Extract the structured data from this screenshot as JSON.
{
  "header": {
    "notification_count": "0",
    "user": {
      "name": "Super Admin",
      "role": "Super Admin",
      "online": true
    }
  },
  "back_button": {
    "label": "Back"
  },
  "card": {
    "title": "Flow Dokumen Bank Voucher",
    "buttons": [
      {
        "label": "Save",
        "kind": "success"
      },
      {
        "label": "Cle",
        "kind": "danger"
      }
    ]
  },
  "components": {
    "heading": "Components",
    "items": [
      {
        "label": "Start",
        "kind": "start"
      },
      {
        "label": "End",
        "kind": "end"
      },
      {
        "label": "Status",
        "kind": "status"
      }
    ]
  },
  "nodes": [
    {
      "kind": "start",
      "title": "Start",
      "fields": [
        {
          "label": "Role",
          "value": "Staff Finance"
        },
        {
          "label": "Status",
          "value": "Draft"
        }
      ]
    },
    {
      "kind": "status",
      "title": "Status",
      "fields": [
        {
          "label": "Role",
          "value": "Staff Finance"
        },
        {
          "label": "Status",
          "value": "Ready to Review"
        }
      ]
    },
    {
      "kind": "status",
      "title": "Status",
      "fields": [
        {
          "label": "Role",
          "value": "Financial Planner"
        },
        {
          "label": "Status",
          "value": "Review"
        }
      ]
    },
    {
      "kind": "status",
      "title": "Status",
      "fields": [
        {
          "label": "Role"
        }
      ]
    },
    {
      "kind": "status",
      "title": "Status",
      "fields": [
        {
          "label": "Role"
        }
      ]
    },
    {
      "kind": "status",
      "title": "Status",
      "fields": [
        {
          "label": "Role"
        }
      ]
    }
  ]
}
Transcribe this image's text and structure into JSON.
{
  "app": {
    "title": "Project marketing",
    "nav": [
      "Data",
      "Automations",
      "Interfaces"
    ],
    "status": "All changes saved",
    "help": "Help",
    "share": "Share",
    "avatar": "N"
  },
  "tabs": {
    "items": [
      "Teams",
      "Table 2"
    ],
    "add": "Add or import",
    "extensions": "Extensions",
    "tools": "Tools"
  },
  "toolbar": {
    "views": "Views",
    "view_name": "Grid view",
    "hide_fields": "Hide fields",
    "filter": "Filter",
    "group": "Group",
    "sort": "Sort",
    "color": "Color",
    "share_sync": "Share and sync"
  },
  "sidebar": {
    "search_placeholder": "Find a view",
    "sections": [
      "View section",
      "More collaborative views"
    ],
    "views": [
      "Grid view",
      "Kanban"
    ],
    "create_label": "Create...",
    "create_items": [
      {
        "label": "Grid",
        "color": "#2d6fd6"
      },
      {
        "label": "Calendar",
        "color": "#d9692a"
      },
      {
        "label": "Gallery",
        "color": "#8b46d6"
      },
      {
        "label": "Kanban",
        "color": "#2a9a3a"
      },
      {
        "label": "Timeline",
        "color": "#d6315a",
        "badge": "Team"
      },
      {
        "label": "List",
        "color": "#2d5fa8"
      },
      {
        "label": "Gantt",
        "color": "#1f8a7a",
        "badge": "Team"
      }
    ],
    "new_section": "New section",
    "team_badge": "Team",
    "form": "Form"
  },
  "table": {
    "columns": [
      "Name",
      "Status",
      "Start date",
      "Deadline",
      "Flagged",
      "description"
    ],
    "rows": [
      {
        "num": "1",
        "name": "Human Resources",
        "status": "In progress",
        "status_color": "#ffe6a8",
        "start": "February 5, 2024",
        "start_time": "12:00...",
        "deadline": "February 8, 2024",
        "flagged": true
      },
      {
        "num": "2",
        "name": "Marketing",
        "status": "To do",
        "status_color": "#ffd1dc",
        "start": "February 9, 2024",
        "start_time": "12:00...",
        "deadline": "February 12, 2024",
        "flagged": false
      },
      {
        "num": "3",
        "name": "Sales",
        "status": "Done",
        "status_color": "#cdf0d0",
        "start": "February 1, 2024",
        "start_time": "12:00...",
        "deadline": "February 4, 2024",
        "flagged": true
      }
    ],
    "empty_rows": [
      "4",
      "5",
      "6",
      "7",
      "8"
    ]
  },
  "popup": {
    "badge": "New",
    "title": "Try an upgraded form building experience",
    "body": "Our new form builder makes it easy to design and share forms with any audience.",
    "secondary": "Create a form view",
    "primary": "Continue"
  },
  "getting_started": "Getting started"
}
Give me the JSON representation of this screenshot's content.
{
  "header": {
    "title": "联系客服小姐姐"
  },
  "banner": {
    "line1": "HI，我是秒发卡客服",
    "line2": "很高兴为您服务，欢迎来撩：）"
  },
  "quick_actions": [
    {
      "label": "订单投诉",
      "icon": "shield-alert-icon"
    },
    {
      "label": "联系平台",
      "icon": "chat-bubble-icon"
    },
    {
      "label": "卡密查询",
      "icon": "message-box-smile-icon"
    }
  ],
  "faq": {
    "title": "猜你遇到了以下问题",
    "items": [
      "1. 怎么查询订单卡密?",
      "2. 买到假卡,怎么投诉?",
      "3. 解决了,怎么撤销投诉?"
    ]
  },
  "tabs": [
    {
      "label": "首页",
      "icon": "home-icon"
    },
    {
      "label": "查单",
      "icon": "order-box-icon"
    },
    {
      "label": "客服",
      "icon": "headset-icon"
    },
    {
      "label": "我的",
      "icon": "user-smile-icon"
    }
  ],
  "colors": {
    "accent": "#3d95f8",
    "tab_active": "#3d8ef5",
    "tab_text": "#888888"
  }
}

§ §

Return all of the entries exactly as written.

» **Final result**:
Extract the structured data from this screenshot as JSON.
{
  "header": {
    "notification_count": "0",
    "user": {
      "name": "Super Admin",
      "role": "Super Admin",
      "online": true
    }
  },
  "back_button": {
    "label": "Back"
  },
  "card": {
    "title": "Flow Dokumen Bank Voucher",
    "buttons": [
      {
        "label": "Save",
        "kind": "success"
      },
      {
        "label": "Cle",
        "kind": "danger"
      }
    ]
  },
  "components": {
    "heading": "Components",
    "items": [
      {
        "label": "Start",
        "kind": "start"
      },
      {
        "label": "End",
        "kind": "end"
      },
      {
        "label": "Status",
        "kind": "status"
      }
    ]
  },
  "nodes": [
    {
      "kind": "start",
      "title": "Start",
      "fields": [
        {
          "label": "Role",
          "value": "Staff Finance"
        },
        {
          "label": "Status",
          "value": "Draft"
        }
      ]
    },
    {
      "kind": "status",
      "title": "Status",
      "fields": [
        {
          "label": "Role",
          "value": "Staff Finance"
        },
        {
          "label": "Status",
          "value": "Ready to Review"
        }
      ]
    },
    {
      "kind": "status",
      "title": "Status",
      "fields": [
        {
          "label": "Role",
          "value": "Financial Planner"
        },
        {
          "label": "Status",
          "value": "Review"
        }
      ]
    },
    {
      "kind": "status",
      "title": "Status",
      "fields": [
        {
          "label": "Role"
        }
      ]
    },
    {
      "kind": "status",
      "title": "Status",
      "fields": [
        {
          "label": "Role"
        }
      ]
    },
    {
      "kind": "status",
      "title": "Status",
      "fields": [
        {
          "label": "Role"
        }
      ]
    }
  ]
}
Transcribe this image's text and structure into JSON.
{
  "app": {
    "title": "Project marketing",
    "nav": [
      "Data",
      "Automations",
      "Interfaces"
    ],
    "status": "All changes saved",
    "help": "Help",
    "share": "Share",
    "avatar": "N"
  },
  "tabs": {
    "items": [
      "Teams",
      "Table 2"
    ],
    "add": "Add or import",
    "extensions": "Extensions",
    "tools": "Tools"
  },
  "toolbar": {
    "views": "Views",
    "view_name": "Grid view",
    "hide_fields": "Hide fields",
    "filter": "Filter",
    "group": "Group",
    "sort": "Sort",
    "color": "Color",
    "share_sync": "Share and sync"
  },
  "sidebar": {
    "search_placeholder": "Find a view",
    "sections": [
      "View section",
      "More collaborative views"
    ],
    "views": [
      "Grid view",
      "Kanban"
    ],
    "create_label": "Create...",
    "create_items": [
      {
        "label": "Grid",
        "color": "#2d6fd6"
      },
      {
        "label": "Calendar",
        "color": "#d9692a"
      },
      {
        "label": "Gallery",
        "color": "#8b46d6"
      },
      {
        "label": "Kanban",
        "color": "#2a9a3a"
      },
      {
        "label": "Timeline",
        "color": "#d6315a",
        "badge": "Team"
      },
      {
        "label": "List",
        "color": "#2d5fa8"
      },
      {
        "label": "Gantt",
        "color": "#1f8a7a",
        "badge": "Team"
      }
    ],
    "new_section": "New section",
    "team_badge": "Team",
    "form": "Form"
  },
  "table": {
    "columns": [
      "Name",
      "Status",
      "Start date",
      "Deadline",
      "Flagged",
      "description"
    ],
    "rows": [
      {
        "num": "1",
        "name": "Human Resources",
        "status": "In progress",
        "status_color": "#ffe6a8",
        "start": "February 5, 2024",
        "start_time": "12:00...",
        "deadline": "February 8, 2024",
        "flagged": true
      },
      {
        "num": "2",
        "name": "Marketing",
        "status": "To do",
        "status_color": "#ffd1dc",
        "start": "February 9, 2024",
        "start_time": "12:00...",
        "deadline": "February 12, 2024",
        "flagged": false
      },
      {
        "num": "3",
        "name": "Sales",
        "status": "Done",
        "status_color": "#cdf0d0",
        "start": "February 1, 2024",
        "start_time": "12:00...",
        "deadline": "February 4, 2024",
        "flagged": true
      }
    ],
    "empty_rows": [
      "4",
      "5",
      "6",
      "7",
      "8"
    ]
  },
  "popup": {
    "badge": "New",
    "title": "Try an upgraded form building experience",
    "body": "Our new form builder makes it easy to design and share forms with any audience.",
    "secondary": "Create a form view",
    "primary": "Continue"
  },
  "getting_started": "Getting started"
}
Give me the JSON representation of this screenshot's content.
{
  "header": {
    "title": "联系客服小姐姐"
  },
  "banner": {
    "line1": "HI，我是秒发卡客服",
    "line2": "很高兴为您服务，欢迎来撩：）"
  },
  "quick_actions": [
    {
      "label": "订单投诉",
      "icon": "shield-alert-icon"
    },
    {
      "label": "联系平台",
      "icon": "chat-bubble-icon"
    },
    {
      "label": "卡密查询",
      "icon": "message-box-smile-icon"
    }
  ],
  "faq": {
    "title": "猜你遇到了以下问题",
    "items": [
      "1. 怎么查询订单卡密?",
      "2. 买到假卡,怎么投诉?",
      "3. 解决了,怎么撤销投诉?"
    ]
  },
  "tabs": [
    {
      "label": "首页",
      "icon": "home-icon"
    },
    {
      "label": "查单",
      "icon": "order-box-icon"
    },
    {
      "label": "客服",
      "icon": "headset-icon"
    },
    {
      "label": "我的",
      "icon": "user-smile-icon"
    }
  ],
  "colors": {
    "accent": "#3d95f8",
    "tab_active": "#3d8ef5",
    "tab_text": "#888888"
  }
}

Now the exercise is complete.